Filter the entries below, keeping only lines with the word "terus".

Data shown:
────────────────

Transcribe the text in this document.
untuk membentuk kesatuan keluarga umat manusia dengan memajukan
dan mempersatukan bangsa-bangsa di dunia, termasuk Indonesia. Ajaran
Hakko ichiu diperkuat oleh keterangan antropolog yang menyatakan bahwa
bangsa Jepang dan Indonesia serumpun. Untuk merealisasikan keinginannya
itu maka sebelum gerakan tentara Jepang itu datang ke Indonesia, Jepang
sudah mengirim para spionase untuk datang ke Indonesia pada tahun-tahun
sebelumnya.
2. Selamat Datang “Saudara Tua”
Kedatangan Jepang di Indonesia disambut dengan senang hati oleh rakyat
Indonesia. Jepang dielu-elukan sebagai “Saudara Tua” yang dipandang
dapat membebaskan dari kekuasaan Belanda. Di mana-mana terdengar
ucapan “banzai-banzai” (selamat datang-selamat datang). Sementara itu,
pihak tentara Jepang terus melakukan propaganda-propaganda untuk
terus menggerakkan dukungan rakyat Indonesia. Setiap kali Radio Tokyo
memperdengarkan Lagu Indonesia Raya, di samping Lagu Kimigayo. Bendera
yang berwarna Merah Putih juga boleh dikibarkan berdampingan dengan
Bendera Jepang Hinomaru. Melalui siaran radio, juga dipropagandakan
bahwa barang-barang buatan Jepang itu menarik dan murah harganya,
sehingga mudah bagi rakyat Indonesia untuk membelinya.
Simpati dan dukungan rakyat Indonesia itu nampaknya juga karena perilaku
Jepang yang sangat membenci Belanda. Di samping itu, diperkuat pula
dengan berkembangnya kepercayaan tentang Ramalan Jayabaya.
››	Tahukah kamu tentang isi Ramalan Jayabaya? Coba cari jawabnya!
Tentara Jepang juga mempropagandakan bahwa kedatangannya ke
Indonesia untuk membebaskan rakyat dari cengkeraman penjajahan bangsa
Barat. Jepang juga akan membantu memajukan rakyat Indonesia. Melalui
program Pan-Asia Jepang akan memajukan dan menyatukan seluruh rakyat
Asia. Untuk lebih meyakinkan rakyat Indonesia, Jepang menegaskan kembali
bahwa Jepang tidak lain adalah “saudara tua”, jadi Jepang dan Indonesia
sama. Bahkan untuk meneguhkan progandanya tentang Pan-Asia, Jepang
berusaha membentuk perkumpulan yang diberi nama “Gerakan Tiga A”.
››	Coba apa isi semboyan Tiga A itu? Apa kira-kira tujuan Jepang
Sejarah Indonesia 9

────────────────

Full answer:
pihak tentara Jepang terus melakukan propaganda-propaganda untuk
terus menggerakkan dukungan rakyat Indonesia. Setiap kali Radio Tokyo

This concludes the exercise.